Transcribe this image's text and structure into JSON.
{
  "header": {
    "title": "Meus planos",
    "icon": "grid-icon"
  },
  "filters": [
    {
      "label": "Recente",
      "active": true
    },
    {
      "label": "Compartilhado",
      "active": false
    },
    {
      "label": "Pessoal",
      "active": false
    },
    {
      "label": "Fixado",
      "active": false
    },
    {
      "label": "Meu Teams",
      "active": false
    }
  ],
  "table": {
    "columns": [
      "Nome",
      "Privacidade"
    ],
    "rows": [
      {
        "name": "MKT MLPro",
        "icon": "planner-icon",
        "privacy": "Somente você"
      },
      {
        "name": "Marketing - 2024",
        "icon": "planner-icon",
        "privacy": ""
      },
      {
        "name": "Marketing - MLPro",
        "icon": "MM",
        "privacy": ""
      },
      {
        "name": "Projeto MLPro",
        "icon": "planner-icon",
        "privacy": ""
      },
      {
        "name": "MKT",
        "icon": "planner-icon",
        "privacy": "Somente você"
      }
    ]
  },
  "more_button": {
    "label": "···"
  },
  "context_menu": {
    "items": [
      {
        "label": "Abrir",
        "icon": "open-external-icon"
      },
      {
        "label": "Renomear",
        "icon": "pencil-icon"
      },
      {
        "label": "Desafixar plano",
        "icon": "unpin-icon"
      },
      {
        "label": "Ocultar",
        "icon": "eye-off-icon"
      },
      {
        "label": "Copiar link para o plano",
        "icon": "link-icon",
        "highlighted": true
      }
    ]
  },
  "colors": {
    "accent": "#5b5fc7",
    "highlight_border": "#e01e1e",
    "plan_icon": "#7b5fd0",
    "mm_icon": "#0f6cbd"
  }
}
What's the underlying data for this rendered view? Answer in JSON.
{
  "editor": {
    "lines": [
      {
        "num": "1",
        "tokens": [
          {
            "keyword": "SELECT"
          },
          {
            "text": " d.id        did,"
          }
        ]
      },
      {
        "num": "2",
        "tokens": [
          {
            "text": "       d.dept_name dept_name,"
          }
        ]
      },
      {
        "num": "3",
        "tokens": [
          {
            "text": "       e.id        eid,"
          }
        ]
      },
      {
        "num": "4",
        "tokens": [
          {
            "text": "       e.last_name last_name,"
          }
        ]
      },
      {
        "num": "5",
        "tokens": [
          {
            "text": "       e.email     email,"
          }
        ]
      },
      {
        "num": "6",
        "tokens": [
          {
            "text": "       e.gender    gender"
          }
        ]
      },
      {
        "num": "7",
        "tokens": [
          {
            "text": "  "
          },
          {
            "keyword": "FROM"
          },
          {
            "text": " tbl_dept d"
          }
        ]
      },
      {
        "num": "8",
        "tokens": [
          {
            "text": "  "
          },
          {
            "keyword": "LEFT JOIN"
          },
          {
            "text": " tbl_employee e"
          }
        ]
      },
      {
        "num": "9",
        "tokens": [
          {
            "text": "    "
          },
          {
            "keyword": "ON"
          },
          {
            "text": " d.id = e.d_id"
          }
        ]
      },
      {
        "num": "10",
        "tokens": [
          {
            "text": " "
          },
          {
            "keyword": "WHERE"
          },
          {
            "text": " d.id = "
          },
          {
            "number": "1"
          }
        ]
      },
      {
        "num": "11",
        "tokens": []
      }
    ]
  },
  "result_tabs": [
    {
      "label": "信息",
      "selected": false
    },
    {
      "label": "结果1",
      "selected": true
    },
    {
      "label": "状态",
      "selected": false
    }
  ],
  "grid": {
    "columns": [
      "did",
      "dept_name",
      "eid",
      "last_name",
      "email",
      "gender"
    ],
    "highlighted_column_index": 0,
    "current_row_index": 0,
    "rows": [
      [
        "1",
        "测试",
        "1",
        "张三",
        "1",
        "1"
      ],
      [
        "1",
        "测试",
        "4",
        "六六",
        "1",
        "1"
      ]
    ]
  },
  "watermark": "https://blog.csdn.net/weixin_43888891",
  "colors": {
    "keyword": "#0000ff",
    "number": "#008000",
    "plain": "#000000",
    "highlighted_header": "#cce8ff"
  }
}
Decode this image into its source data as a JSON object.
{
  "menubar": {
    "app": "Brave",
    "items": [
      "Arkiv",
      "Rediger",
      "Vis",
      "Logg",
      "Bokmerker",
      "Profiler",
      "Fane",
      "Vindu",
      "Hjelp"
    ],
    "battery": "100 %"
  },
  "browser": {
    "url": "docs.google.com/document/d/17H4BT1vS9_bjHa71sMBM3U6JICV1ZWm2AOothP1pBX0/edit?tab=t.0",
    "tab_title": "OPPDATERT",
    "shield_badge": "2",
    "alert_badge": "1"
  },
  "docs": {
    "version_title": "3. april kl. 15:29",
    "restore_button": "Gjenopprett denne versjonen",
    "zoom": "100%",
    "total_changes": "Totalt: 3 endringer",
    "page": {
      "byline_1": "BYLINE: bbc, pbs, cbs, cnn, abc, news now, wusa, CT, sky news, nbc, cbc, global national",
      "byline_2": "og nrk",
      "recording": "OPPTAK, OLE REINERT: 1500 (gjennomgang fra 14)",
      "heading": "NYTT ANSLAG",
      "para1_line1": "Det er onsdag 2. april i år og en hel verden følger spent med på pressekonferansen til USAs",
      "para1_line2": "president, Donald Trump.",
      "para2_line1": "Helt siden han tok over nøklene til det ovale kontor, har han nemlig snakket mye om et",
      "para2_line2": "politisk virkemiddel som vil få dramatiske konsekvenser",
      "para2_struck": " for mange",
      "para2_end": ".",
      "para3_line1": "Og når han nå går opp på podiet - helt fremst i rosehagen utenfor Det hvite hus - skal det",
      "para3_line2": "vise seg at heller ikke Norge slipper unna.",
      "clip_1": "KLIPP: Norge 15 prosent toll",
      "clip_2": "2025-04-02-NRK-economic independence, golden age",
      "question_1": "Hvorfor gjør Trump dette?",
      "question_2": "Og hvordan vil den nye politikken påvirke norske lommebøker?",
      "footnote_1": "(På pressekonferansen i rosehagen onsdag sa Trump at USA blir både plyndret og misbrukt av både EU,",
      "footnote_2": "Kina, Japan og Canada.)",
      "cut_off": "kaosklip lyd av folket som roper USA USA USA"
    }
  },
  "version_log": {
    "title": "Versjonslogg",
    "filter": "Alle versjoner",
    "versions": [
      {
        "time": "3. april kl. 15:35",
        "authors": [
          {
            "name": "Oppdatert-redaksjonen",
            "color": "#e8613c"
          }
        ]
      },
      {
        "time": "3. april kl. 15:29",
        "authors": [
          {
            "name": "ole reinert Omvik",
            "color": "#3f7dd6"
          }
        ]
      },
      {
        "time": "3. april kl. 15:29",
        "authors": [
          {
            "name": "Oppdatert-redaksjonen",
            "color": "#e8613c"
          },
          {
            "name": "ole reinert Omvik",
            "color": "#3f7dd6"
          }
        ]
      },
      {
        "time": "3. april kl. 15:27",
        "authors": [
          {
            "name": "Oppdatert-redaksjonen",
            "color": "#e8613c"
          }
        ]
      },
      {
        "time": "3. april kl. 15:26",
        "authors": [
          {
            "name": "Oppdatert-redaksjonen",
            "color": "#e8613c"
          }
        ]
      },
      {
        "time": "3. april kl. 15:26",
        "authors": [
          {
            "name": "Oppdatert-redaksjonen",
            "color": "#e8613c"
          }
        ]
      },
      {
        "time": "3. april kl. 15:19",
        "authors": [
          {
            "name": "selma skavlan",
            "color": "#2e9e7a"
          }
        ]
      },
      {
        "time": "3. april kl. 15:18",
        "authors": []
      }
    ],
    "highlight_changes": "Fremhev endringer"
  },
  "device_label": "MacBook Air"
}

==================================================

▶ **What to produce**
Retype every entry word for word.

▶ **Exercise response**
Transcribe this image's text and structure into JSON.
{
  "header": {
    "title": "Meus planos",
    "icon": "grid-icon"
  },
  "filters": [
    {
      "label": "Recente",
      "active": true
    },
    {
      "label": "Compartilhado",
      "active": false
    },
    {
      "label": "Pessoal",
      "active": false
    },
    {
      "label": "Fixado",
      "active": false
    },
    {
      "label": "Meu Teams",
      "active": false
    }
  ],
  "table": {
    "columns": [
      "Nome",
      "Privacidade"
    ],
    "rows": [
      {
        "name": "MKT MLPro",
        "icon": "planner-icon",
        "privacy": "Somente você"
      },
      {
        "name": "Marketing - 2024",
        "icon": "planner-icon",
        "privacy": ""
      },
      {
        "name": "Marketing - MLPro",
        "icon": "MM",
        "privacy": ""
      },
      {
        "name": "Projeto MLPro",
        "icon": "planner-icon",
        "privacy": ""
      },
      {
        "name": "MKT",
        "icon": "planner-icon",
        "privacy": "Somente você"
      }
    ]
  },
  "more_button": {
    "label": "···"
  },
  "context_menu": {
    "items": [
      {
        "label": "Abrir",
        "icon": "open-external-icon"
      },
      {
        "label": "Renomear",
        "icon": "pencil-icon"
      },
      {
        "label": "Desafixar plano",
        "icon": "unpin-icon"
      },
      {
        "label": "Ocultar",
        "icon": "eye-off-icon"
      },
      {
        "label": "Copiar link para o plano",
        "icon": "link-icon",
        "highlighted": true
      }
    ]
  },
  "colors": {
    "accent": "#5b5fc7",
    "highlight_border": "#e01e1e",
    "plan_icon": "#7b5fd0",
    "mm_icon": "#0f6cbd"
  }
}
What's the underlying data for this rendered view? Answer in JSON.
{
  "editor": {
    "lines": [
      {
        "num": "1",
        "tokens": [
          {
            "keyword": "SELECT"
          },
          {
            "text": " d.id        did,"
          }
        ]
      },
      {
        "num": "2",
        "tokens": [
          {
            "text": "       d.dept_name dept_name,"
          }
        ]
      },
      {
        "num": "3",
        "tokens": [
          {
            "text": "       e.id        eid,"
          }
        ]
      },
      {
        "num": "4",
        "tokens": [
          {
            "text": "       e.last_name last_name,"
          }
        ]
      },
      {
        "num": "5",
        "tokens": [
          {
            "text": "       e.email     email,"
          }
        ]
      },
      {
        "num": "6",
        "tokens": [
          {
            "text": "       e.gender    gender"
          }
        ]
      },
      {
        "num": "7",
        "tokens": [
          {
            "text": "  "
          },
          {
            "keyword": "FROM"
          },
          {
            "text": " tbl_dept d"
          }
        ]
      },
      {
        "num": "8",
        "tokens": [
          {
            "text": "  "
          },
          {
            "keyword": "LEFT JOIN"
          },
          {
            "text": " tbl_employee e"
          }
        ]
      },
      {
        "num": "9",
        "tokens": [
          {
            "text": "    "
          },
          {
            "keyword": "ON"
          },
          {
            "text": " d.id = e.d_id"
          }
        ]
      },
      {
        "num": "10",
        "tokens": [
          {
            "text": " "
          },
          {
            "keyword": "WHERE"
          },
          {
            "text": " d.id = "
          },
          {
            "number": "1"
          }
        ]
      },
      {
        "num": "11",
        "tokens": []
      }
    ]
  },
  "result_tabs": [
    {
      "label": "信息",
      "selected": false
    },
    {
      "label": "结果1",
      "selected": true
    },
    {
      "label": "状态",
      "selected": false
    }
  ],
  "grid": {
    "columns": [
      "did",
      "dept_name",
      "eid",
      "last_name",
      "email",
      "gender"
    ],
    "highlighted_column_index": 0,
    "current_row_index": 0,
    "rows": [
      [
        "1",
        "测试",
        "1",
        "张三",
        "1",
        "1"
      ],
      [
        "1",
        "测试",
        "4",
        "六六",
        "1",
        "1"
      ]
    ]
  },
  "watermark": "https://blog.csdn.net/weixin_43888891",
  "colors": {
    "keyword": "#0000ff",
    "number": "#008000",
    "plain": "#000000",
    "highlighted_header": "#cce8ff"
  }
}
Decode this image into its source data as a JSON object.
{
  "menubar": {
    "app": "Brave",
    "items": [
      "Arkiv",
      "Rediger",
      "Vis",
      "Logg",
      "Bokmerker",
      "Profiler",
      "Fane",
      "Vindu",
      "Hjelp"
    ],
    "battery": "100 %"
  },
  "browser": {
    "url": "docs.google.com/document/d/17H4BT1vS9_bjHa71sMBM3U6JICV1ZWm2AOothP1pBX0/edit?tab=t.0",
    "tab_title": "OPPDATERT",
    "shield_badge": "2",
    "alert_badge": "1"
  },
  "docs": {
    "version_title": "3. april kl. 15:29",
    "restore_button": "Gjenopprett denne versjonen",
    "zoom": "100%",
    "total_changes": "Totalt: 3 endringer",
    "page": {
      "byline_1": "BYLINE: bbc, pbs, cbs, cnn, abc, news now, wusa, CT, sky news, nbc, cbc, global national",
      "byline_2": "og nrk",
      "recording": "OPPTAK, OLE REINERT: 1500 (gjennomgang fra 14)",
      "heading": "NYTT ANSLAG",
      "para1_line1": "Det er onsdag 2. april i år og en hel verden følger spent med på pressekonferansen til USAs",
      "para1_line2": "president, Donald Trump.",
      "para2_line1": "Helt siden han tok over nøklene til det ovale kontor, har han nemlig snakket mye om et",
      "para2_line2": "politisk virkemiddel som vil få dramatiske konsekvenser",
      "para2_struck": " for mange",
      "para2_end": ".",
      "para3_line1": "Og når han nå går opp på podiet - helt fremst i rosehagen utenfor Det hvite hus - skal det",
      "para3_line2": "vise seg at heller ikke Norge slipper unna.",
      "clip_1": "KLIPP: Norge 15 prosent toll",
      "clip_2": "2025-04-02-NRK-economic independence, golden age",
      "question_1": "Hvorfor gjør Trump dette?",
      "question_2": "Og hvordan vil den nye politikken påvirke norske lommebøker?",
      "footnote_1": "(På pressekonferansen i rosehagen onsdag sa Trump at USA blir både plyndret og misbrukt av både EU,",
      "footnote_2": "Kina, Japan og Canada.)",
      "cut_off": "kaosklip lyd av folket som roper USA USA USA"
    }
  },
  "version_log": {
    "title": "Versjonslogg",
    "filter": "Alle versjoner",
    "versions": [
      {
        "time": "3. april kl. 15:35",
        "authors": [
          {
            "name": "Oppdatert-redaksjonen",
            "color": "#e8613c"
          }
        ]
      },
      {
        "time": "3. april kl. 15:29",
        "authors": [
          {
            "name": "ole reinert Omvik",
            "color": "#3f7dd6"
          }
        ]
      },
      {
        "time": "3. april kl. 15:29",
        "authors": [
          {
            "name": "Oppdatert-redaksjonen",
            "color": "#e8613c"
          },
          {
            "name": "ole reinert Omvik",
            "color": "#3f7dd6"
          }
        ]
      },
      {
        "time": "3. april kl. 15:27",
        "authors": [
          {
            "name": "Oppdatert-redaksjonen",
            "color": "#e8613c"
          }
        ]
      },
      {
        "time": "3. april kl. 15:26",
        "authors": [
          {
            "name": "Oppdatert-redaksjonen",
            "color": "#e8613c"
          }
        ]
      },
      {
        "time": "3. april kl. 15:26",
        "authors": [
          {
            "name": "Oppdatert-redaksjonen",
            "color": "#e8613c"
          }
        ]
      },
      {
        "time": "3. april kl. 15:19",
        "authors": [
          {
            "name": "selma skavlan",
            "color": "#2e9e7a"
          }
        ]
      },
      {
        "time": "3. april kl. 15:18",
        "authors": []
      }
    ],
    "highlight_changes": "Fremhev endringer"
  },
  "device_label": "MacBook Air"
}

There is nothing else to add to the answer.